=== DATA PROVIDED ===

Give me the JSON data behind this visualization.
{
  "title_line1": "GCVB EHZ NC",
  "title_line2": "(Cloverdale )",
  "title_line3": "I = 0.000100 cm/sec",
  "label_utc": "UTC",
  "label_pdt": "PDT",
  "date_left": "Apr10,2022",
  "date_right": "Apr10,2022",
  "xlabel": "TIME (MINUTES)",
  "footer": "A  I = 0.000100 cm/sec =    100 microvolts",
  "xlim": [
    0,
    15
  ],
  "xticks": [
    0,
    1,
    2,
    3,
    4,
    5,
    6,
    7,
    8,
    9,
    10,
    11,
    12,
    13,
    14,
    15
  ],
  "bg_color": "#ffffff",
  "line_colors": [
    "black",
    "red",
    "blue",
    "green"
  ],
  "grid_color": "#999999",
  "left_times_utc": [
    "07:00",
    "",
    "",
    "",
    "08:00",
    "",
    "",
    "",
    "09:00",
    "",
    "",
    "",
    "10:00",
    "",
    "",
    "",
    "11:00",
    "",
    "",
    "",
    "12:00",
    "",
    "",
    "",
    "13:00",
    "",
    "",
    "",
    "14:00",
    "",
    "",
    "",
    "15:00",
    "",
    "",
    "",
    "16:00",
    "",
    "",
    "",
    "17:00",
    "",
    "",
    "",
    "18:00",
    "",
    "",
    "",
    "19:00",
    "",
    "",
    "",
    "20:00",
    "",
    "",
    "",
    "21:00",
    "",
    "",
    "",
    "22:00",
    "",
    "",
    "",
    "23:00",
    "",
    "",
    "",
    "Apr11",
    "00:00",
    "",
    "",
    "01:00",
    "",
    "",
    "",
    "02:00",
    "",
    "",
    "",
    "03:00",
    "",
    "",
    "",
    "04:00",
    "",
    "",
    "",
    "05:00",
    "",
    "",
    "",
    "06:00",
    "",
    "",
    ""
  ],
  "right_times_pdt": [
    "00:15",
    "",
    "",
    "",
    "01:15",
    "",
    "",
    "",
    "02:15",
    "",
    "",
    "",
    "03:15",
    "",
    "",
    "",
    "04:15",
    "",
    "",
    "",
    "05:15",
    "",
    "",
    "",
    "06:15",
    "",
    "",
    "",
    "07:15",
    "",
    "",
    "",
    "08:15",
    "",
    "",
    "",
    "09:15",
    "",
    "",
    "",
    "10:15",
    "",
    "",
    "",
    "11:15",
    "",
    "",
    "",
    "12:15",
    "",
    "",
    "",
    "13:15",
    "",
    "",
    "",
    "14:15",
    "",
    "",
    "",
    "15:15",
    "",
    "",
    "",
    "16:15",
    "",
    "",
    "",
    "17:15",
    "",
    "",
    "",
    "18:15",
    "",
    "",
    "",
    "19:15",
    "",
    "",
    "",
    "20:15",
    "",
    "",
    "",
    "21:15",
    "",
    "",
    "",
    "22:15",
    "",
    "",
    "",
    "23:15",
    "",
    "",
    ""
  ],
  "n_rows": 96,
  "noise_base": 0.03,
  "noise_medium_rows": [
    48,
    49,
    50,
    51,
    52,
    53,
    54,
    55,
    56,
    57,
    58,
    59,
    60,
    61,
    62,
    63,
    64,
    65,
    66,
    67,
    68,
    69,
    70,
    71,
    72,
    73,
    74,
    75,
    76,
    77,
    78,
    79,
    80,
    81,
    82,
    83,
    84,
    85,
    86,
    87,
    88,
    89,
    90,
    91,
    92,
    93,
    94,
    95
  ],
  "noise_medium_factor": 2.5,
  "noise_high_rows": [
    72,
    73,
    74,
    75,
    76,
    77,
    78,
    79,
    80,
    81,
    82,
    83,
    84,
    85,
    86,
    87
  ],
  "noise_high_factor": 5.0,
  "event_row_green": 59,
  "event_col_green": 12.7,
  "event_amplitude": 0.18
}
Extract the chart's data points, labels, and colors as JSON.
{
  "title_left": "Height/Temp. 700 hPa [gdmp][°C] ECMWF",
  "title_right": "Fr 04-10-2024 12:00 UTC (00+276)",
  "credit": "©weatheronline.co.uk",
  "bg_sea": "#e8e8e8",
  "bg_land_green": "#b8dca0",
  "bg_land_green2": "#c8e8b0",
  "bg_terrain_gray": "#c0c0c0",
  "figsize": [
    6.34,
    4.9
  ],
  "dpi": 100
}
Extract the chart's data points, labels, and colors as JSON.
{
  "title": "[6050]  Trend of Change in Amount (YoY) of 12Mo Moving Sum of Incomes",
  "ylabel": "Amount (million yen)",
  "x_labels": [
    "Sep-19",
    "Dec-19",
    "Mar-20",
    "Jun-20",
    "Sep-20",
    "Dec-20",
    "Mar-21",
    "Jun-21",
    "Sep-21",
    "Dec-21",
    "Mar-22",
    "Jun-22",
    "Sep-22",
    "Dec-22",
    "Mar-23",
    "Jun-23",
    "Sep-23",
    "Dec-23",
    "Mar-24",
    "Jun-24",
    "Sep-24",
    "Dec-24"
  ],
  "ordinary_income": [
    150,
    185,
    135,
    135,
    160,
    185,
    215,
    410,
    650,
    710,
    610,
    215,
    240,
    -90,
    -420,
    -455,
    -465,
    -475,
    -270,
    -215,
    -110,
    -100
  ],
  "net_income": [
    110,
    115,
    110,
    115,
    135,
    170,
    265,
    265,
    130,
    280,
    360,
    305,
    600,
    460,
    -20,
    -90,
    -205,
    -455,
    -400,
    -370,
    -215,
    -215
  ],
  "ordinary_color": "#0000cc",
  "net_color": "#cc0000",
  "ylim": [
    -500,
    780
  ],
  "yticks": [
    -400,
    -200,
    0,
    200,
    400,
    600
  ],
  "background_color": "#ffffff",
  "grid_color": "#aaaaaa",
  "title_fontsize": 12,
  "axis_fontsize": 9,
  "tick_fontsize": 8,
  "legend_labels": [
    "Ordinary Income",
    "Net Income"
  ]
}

===

[INSTRUCTIONS TO FOLLOW]: Give back the whole listing exactly as it reads.

[RESPONSE]:
Give me the JSON data behind this visualization.
{
  "title_line1": "GCVB EHZ NC",
  "title_line2": "(Cloverdale )",
  "title_line3": "I = 0.000100 cm/sec",
  "label_utc": "UTC",
  "label_pdt": "PDT",
  "date_left": "Apr10,2022",
  "date_right": "Apr10,2022",
  "xlabel": "TIME (MINUTES)",
  "footer": "A  I = 0.000100 cm/sec =    100 microvolts",
  "xlim": [
    0,
    15
  ],
  "xticks": [
    0,
    1,
    2,
    3,
    4,
    5,
    6,
    7,
    8,
    9,
    10,
    11,
    12,
    13,
    14,
    15
  ],
  "bg_color": "#ffffff",
  "line_colors": [
    "black",
    "red",
    "blue",
    "green"
  ],
  "grid_color": "#999999",
  "left_times_utc": [
    "07:00",
    "",
    "",
    "",
    "08:00",
    "",
    "",
    "",
    "09:00",
    "",
    "",
    "",
    "10:00",
    "",
    "",
    "",
    "11:00",
    "",
    "",
    "",
    "12:00",
    "",
    "",
    "",
    "13:00",
    "",
    "",
    "",
    "14:00",
    "",
    "",
    "",
    "15:00",
    "",
    "",
    "",
    "16:00",
    "",
    "",
    "",
    "17:00",
    "",
    "",
    "",
    "18:00",
    "",
    "",
    "",
    "19:00",
    "",
    "",
    "",
    "20:00",
    "",
    "",
    "",
    "21:00",
    "",
    "",
    "",
    "22:00",
    "",
    "",
    "",
    "23:00",
    "",
    "",
    "",
    "Apr11",
    "00:00",
    "",
    "",
    "01:00",
    "",
    "",
    "",
    "02:00",
    "",
    "",
    "",
    "03:00",
    "",
    "",
    "",
    "04:00",
    "",
    "",
    "",
    "05:00",
    "",
    "",
    "",
    "06:00",
    "",
    "",
    ""
  ],
  "right_times_pdt": [
    "00:15",
    "",
    "",
    "",
    "01:15",
    "",
    "",
    "",
    "02:15",
    "",
    "",
    "",
    "03:15",
    "",
    "",
    "",
    "04:15",
    "",
    "",
    "",
    "05:15",
    "",
    "",
    "",
    "06:15",
    "",
    "",
    "",
    "07:15",
    "",
    "",
    "",
    "08:15",
    "",
    "",
    "",
    "09:15",
    "",
    "",
    "",
    "10:15",
    "",
    "",
    "",
    "11:15",
    "",
    "",
    "",
    "12:15",
    "",
    "",
    "",
    "13:15",
    "",
    "",
    "",
    "14:15",
    "",
    "",
    "",
    "15:15",
    "",
    "",
    "",
    "16:15",
    "",
    "",
    "",
    "17:15",
    "",
    "",
    "",
    "18:15",
    "",
    "",
    "",
    "19:15",
    "",
    "",
    "",
    "20:15",
    "",
    "",
    "",
    "21:15",
    "",
    "",
    "",
    "22:15",
    "",
    "",
    "",
    "23:15",
    "",
    "",
    ""
  ],
  "n_rows": 96,
  "noise_base": 0.03,
  "noise_medium_rows": [
    48,
    49,
    50,
    51,
    52,
    53,
    54,
    55,
    56,
    57,
    58,
    59,
    60,
    61,
    62,
    63,
    64,
    65,
    66,
    67,
    68,
    69,
    70,
    71,
    72,
    73,
    74,
    75,
    76,
    77,
    78,
    79,
    80,
    81,
    82,
    83,
    84,
    85,
    86,
    87,
    88,
    89,
    90,
    91,
    92,
    93,
    94,
    95
  ],
  "noise_medium_factor": 2.5,
  "noise_high_rows": [
    72,
    73,
    74,
    75,
    76,
    77,
    78,
    79,
    80,
    81,
    82,
    83,
    84,
    85,
    86,
    87
  ],
  "noise_high_factor": 5.0,
  "event_row_green": 59,
  "event_col_green": 12.7,
  "event_amplitude": 0.18
}
Extract the chart's data points, labels, and colors as JSON.
{
  "title_left": "Height/Temp. 700 hPa [gdmp][°C] ECMWF",
  "title_right": "Fr 04-10-2024 12:00 UTC (00+276)",
  "credit": "©weatheronline.co.uk",
  "bg_sea": "#e8e8e8",
  "bg_land_green": "#b8dca0",
  "bg_land_green2": "#c8e8b0",
  "bg_terrain_gray": "#c0c0c0",
  "figsize": [
    6.34,
    4.9
  ],
  "dpi": 100
}
Extract the chart's data points, labels, and colors as JSON.
{
  "title": "[6050]  Trend of Change in Amount (YoY) of 12Mo Moving Sum of Incomes",
  "ylabel": "Amount (million yen)",
  "x_labels": [
    "Sep-19",
    "Dec-19",
    "Mar-20",
    "Jun-20",
    "Sep-20",
    "Dec-20",
    "Mar-21",
    "Jun-21",
    "Sep-21",
    "Dec-21",
    "Mar-22",
    "Jun-22",
    "Sep-22",
    "Dec-22",
    "Mar-23",
    "Jun-23",
    "Sep-23",
    "Dec-23",
    "Mar-24",
    "Jun-24",
    "Sep-24",
    "Dec-24"
  ],
  "ordinary_income": [
    150,
    185,
    135,
    135,
    160,
    185,
    215,
    410,
    650,
    710,
    610,
    215,
    240,
    -90,
    -420,
    -455,
    -465,
    -475,
    -270,
    -215,
    -110,
    -100
  ],
  "net_income": [
    110,
    115,
    110,
    115,
    135,
    170,
    265,
    265,
    130,
    280,
    360,
    305,
    600,
    460,
    -20,
    -90,
    -205,
    -455,
    -400,
    -370,
    -215,
    -215
  ],
  "ordinary_color": "#0000cc",
  "net_color": "#cc0000",
  "ylim": [
    -500,
    780
  ],
  "yticks": [
    -400,
    -200,
    0,
    200,
    400,
    600
  ],
  "background_color": "#ffffff",
  "grid_color": "#aaaaaa",
  "title_fontsize": 12,
  "axis_fontsize": 9,
  "tick_fontsize": 8,
  "legend_labels": [
    "Ordinary Income",
    "Net Income"
  ]
}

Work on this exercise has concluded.